Stated task: Scan the records for the word "true". Copy each line that includes it.

(Data extracted from a collection)
(begin)
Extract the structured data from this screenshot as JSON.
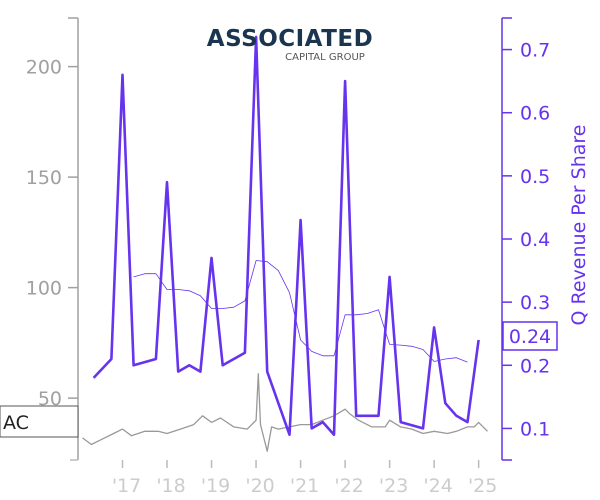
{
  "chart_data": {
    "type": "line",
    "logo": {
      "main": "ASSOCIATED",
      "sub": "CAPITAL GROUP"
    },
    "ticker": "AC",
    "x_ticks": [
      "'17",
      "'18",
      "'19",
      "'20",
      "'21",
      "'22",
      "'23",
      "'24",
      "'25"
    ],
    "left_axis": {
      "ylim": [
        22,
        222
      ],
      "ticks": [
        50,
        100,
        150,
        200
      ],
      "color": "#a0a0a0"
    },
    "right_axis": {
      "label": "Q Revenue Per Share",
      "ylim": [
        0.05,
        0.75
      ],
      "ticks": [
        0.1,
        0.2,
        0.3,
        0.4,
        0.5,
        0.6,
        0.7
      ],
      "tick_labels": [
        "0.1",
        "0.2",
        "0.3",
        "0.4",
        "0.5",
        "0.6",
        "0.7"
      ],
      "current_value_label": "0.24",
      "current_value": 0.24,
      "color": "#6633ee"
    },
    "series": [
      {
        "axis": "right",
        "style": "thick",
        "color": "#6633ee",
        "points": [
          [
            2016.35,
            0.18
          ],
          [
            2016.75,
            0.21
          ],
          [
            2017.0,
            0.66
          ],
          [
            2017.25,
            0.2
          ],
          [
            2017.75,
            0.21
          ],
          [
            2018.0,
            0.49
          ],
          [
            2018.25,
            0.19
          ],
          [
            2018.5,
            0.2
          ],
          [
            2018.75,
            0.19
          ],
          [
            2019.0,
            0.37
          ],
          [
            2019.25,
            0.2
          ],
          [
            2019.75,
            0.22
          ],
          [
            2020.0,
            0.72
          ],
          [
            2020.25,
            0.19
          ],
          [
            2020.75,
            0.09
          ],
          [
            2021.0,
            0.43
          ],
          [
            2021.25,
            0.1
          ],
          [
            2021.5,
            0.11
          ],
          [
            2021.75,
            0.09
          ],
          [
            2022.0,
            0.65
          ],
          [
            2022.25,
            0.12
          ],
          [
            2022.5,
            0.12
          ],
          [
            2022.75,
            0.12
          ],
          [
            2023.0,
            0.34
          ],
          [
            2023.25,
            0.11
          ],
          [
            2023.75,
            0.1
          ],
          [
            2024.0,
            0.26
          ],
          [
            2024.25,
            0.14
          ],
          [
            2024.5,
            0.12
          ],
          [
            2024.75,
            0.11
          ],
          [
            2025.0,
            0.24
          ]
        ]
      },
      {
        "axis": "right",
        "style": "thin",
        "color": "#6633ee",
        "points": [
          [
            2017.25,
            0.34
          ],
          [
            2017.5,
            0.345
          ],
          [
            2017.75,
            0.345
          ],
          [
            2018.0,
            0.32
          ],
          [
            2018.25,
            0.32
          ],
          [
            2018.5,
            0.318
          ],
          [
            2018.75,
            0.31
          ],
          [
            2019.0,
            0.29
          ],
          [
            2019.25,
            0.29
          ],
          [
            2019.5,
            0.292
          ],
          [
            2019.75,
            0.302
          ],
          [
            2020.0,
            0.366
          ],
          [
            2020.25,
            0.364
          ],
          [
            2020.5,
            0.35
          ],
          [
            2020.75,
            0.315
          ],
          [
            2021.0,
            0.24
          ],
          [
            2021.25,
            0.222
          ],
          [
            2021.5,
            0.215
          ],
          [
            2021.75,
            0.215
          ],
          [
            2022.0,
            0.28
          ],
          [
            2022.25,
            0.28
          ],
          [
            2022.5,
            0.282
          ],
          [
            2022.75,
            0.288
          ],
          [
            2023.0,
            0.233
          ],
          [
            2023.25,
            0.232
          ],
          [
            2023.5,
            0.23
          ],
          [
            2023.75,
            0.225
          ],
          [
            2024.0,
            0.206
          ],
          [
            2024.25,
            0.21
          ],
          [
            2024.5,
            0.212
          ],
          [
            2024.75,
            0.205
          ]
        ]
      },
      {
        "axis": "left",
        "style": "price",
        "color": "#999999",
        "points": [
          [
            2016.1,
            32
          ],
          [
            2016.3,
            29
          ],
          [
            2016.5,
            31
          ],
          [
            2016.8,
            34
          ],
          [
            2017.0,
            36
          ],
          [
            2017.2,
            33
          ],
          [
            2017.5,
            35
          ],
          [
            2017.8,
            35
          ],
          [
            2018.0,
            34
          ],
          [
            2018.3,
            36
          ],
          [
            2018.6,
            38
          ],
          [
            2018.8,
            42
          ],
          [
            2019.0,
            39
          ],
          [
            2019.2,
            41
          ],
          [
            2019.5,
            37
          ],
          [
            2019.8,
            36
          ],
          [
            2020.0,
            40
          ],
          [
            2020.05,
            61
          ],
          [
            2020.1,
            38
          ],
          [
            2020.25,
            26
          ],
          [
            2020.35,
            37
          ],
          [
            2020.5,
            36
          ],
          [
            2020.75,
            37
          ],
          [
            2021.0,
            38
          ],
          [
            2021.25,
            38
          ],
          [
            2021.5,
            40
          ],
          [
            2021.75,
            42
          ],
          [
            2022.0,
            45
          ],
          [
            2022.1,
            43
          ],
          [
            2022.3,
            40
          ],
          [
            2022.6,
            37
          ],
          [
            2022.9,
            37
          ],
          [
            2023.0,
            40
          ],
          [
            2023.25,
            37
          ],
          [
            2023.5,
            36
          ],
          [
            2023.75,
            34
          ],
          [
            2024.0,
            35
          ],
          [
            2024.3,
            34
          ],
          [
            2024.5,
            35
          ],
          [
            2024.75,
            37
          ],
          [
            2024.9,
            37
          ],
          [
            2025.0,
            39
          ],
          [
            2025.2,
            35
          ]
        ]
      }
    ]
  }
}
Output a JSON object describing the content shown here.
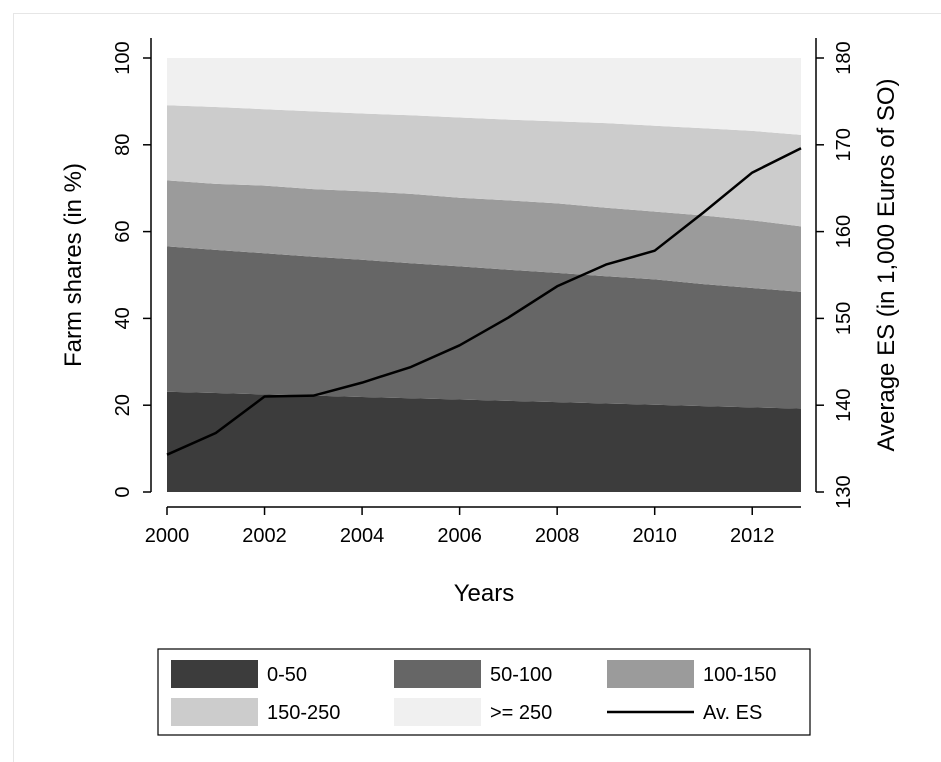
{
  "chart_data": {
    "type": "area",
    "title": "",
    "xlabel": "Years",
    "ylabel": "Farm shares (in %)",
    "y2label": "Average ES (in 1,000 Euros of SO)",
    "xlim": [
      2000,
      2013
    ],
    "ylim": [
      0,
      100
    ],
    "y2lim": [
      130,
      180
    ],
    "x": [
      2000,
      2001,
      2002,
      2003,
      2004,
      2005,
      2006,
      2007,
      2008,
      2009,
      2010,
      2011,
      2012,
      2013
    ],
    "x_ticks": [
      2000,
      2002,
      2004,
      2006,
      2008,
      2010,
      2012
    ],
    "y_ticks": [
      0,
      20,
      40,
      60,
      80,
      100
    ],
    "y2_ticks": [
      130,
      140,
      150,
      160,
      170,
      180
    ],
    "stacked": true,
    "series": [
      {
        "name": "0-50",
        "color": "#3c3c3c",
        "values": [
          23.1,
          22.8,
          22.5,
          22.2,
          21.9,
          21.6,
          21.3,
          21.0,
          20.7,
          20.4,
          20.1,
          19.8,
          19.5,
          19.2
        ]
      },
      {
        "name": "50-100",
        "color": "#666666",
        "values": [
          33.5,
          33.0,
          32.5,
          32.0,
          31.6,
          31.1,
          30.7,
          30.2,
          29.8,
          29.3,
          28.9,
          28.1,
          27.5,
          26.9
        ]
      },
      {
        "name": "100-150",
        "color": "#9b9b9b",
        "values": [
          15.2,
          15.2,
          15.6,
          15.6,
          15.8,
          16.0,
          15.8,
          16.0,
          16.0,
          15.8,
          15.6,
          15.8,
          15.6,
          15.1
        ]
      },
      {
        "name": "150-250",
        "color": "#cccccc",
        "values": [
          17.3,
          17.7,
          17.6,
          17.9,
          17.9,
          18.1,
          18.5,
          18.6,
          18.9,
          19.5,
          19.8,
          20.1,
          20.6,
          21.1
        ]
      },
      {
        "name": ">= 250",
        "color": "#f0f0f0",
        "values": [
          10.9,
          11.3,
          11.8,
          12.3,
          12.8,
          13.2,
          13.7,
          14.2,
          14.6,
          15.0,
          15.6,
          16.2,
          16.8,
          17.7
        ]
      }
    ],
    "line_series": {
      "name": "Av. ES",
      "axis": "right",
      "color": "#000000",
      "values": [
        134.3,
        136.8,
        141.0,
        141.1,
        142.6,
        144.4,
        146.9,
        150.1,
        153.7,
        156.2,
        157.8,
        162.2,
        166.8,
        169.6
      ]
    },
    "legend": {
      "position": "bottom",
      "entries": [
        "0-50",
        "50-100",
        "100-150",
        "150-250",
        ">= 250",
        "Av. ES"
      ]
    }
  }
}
(end)
(begin)
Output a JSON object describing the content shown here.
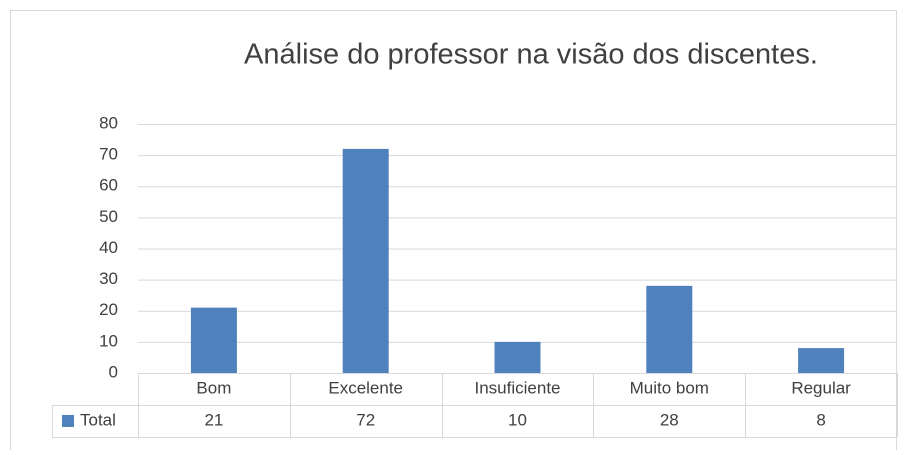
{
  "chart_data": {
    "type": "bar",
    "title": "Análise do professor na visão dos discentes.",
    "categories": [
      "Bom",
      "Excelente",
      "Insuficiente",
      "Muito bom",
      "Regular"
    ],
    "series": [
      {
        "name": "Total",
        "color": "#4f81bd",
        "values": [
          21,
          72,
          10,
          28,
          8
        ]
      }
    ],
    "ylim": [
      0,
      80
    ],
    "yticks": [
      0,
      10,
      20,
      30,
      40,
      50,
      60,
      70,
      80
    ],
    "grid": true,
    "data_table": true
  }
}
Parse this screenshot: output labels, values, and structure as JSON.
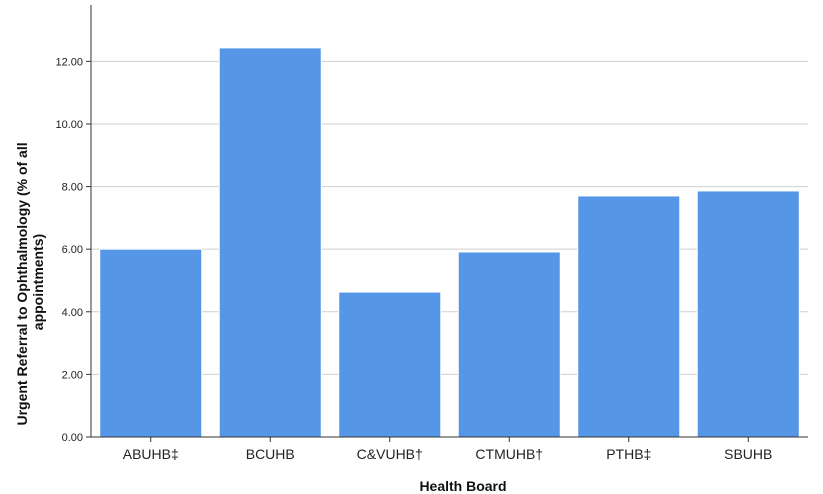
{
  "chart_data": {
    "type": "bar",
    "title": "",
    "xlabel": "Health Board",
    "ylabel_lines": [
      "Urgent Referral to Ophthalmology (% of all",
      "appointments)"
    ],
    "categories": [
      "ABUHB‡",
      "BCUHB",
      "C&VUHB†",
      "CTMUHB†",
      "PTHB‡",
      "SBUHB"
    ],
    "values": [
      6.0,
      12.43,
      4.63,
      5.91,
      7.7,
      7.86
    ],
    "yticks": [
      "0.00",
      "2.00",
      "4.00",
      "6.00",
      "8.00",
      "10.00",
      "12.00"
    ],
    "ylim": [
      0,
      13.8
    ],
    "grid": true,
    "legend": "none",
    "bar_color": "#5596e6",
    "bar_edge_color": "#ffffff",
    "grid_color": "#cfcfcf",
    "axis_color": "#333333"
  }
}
(end)
(begin)
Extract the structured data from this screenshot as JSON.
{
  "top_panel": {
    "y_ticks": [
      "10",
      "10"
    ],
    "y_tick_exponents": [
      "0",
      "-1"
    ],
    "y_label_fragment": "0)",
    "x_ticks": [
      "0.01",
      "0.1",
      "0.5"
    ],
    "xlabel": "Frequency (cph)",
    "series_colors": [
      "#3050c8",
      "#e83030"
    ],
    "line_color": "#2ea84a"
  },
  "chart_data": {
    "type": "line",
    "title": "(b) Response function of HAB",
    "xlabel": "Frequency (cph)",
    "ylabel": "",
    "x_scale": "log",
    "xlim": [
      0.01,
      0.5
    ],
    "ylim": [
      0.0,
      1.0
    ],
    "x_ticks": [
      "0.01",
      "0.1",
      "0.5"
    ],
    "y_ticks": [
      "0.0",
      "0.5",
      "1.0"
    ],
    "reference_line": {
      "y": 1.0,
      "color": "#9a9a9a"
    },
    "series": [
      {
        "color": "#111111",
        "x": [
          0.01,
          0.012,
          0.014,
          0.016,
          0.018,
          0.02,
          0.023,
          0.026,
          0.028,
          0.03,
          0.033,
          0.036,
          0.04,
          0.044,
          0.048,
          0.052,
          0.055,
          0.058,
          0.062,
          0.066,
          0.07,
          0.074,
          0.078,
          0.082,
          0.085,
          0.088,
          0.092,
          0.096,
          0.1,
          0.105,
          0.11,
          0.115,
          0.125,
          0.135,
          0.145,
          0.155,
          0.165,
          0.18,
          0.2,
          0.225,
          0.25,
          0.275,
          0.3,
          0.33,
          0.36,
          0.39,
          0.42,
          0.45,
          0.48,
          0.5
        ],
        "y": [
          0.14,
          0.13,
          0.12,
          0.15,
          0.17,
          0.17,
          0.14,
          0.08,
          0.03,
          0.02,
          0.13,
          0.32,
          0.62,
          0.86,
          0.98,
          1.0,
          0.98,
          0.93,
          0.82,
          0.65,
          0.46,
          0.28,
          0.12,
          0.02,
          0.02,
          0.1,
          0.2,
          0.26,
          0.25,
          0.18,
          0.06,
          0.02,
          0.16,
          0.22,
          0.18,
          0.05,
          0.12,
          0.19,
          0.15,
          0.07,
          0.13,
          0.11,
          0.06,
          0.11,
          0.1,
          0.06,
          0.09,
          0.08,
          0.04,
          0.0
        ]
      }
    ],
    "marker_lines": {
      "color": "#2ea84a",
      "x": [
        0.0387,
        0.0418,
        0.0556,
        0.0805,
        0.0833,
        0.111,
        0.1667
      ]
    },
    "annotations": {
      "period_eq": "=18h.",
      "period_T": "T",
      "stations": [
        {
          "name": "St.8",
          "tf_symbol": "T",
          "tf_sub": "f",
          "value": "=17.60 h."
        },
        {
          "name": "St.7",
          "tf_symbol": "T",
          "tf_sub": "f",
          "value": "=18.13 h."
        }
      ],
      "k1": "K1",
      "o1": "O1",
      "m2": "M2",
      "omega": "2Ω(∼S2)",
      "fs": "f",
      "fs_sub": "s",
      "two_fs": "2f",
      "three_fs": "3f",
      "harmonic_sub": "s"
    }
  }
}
(end)
Solution below:
    "stacked": true,
    "grid": true,
    "data_table": true
    "grid": true,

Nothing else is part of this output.